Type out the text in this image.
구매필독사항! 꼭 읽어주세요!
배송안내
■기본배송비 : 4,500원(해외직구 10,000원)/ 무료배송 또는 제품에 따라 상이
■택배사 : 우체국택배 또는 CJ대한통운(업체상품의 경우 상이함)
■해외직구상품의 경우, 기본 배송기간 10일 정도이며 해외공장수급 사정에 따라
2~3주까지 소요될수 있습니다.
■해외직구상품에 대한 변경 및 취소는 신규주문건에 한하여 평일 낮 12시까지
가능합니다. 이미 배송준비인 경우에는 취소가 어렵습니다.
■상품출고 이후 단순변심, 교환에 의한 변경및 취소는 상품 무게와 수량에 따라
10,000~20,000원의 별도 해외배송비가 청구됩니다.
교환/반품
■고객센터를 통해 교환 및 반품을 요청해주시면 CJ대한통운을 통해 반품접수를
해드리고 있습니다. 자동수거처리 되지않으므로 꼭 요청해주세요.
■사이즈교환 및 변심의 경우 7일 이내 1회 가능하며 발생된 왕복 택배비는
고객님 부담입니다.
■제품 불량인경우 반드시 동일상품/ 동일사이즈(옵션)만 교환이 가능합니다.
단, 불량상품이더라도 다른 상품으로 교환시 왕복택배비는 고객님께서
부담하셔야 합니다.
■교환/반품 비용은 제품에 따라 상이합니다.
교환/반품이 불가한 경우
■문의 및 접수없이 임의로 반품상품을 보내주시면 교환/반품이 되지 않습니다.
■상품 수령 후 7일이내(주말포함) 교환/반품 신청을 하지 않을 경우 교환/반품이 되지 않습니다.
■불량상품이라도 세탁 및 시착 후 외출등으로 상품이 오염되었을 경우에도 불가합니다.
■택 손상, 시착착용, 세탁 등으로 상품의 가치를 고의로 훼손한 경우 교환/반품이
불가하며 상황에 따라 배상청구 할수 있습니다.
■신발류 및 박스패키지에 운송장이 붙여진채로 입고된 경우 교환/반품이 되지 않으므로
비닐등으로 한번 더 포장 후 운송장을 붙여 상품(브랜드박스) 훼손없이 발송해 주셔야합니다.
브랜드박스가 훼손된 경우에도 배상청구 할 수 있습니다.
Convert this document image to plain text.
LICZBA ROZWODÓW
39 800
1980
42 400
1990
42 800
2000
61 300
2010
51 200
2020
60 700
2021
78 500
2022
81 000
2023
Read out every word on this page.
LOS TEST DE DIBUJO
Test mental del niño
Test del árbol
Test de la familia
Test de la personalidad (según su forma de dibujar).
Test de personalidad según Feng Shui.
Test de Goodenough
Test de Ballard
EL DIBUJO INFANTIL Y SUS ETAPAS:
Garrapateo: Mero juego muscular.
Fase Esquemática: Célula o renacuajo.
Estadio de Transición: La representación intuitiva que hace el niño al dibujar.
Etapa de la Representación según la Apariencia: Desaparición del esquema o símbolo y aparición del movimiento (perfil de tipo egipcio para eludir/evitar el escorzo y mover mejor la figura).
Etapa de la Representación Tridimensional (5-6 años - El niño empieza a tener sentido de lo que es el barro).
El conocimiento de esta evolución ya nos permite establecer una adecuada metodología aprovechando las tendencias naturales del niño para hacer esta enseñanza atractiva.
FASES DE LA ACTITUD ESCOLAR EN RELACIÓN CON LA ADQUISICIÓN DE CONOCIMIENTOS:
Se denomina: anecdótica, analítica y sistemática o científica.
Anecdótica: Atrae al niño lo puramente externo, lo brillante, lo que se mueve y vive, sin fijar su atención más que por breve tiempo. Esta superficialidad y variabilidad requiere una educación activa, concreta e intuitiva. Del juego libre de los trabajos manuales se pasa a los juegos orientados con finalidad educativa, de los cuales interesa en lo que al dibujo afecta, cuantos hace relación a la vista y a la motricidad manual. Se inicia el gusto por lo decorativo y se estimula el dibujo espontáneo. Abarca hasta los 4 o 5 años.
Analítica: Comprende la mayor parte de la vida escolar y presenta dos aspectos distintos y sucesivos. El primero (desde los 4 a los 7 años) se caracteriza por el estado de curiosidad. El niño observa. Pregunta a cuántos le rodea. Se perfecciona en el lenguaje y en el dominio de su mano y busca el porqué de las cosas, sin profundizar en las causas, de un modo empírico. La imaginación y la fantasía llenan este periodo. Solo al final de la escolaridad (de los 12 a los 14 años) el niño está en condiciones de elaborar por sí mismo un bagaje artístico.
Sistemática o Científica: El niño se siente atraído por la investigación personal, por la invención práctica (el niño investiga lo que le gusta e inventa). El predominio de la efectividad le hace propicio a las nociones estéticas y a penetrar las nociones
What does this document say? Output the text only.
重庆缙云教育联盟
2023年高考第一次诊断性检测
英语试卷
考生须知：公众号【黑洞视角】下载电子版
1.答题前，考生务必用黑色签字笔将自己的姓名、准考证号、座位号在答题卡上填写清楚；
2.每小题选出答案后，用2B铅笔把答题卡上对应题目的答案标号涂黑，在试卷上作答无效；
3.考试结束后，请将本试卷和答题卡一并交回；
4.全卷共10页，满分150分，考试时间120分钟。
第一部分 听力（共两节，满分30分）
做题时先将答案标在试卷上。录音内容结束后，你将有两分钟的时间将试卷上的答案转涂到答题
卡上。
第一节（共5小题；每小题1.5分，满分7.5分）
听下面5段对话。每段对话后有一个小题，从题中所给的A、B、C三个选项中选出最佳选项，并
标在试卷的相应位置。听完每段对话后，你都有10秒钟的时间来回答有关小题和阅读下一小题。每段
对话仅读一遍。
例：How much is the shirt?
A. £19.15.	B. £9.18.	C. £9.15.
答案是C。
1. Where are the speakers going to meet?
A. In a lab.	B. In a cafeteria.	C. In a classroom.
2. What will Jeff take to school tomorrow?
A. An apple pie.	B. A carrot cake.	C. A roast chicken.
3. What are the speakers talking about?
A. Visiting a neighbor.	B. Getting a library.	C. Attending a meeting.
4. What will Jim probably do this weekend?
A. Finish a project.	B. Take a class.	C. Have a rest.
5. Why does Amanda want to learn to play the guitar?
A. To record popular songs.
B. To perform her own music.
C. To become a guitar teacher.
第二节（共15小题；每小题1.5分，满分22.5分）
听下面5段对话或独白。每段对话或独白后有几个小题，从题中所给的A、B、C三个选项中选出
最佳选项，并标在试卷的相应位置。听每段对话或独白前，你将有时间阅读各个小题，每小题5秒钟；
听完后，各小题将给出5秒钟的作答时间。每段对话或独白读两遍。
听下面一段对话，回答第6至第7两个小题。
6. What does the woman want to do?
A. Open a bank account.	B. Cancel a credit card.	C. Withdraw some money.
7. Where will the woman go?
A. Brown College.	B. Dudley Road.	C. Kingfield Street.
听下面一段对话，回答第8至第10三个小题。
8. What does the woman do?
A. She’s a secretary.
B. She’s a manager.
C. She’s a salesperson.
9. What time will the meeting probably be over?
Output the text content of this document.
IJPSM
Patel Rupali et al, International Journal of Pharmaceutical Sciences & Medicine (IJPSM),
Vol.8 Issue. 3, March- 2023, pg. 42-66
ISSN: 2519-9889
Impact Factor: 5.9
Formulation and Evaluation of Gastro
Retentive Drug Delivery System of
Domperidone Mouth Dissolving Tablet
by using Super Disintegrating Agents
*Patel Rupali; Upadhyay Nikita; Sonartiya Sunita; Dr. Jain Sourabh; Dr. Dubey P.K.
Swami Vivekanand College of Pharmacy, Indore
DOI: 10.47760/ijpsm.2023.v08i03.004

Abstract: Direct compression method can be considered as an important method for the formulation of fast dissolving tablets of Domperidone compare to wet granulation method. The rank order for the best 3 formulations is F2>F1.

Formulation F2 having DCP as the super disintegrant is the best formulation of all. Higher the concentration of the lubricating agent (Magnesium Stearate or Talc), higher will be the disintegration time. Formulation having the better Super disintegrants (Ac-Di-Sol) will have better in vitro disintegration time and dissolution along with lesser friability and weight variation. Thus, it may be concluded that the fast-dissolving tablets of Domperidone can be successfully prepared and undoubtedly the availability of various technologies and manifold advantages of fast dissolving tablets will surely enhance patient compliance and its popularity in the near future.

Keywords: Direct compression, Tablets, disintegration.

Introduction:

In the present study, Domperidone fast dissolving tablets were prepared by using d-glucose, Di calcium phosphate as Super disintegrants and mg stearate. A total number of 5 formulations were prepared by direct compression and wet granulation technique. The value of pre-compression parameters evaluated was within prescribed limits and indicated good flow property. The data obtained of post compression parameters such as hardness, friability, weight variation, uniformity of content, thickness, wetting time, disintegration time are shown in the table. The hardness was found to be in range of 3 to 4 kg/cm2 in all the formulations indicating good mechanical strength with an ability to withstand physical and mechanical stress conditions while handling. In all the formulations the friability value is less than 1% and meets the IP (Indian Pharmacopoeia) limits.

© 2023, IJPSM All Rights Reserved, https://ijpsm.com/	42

### WRITTEN PROBLEM
Above are records; say how many of their lines contain the word "does", giving only the number.

### FINISHED TASK
4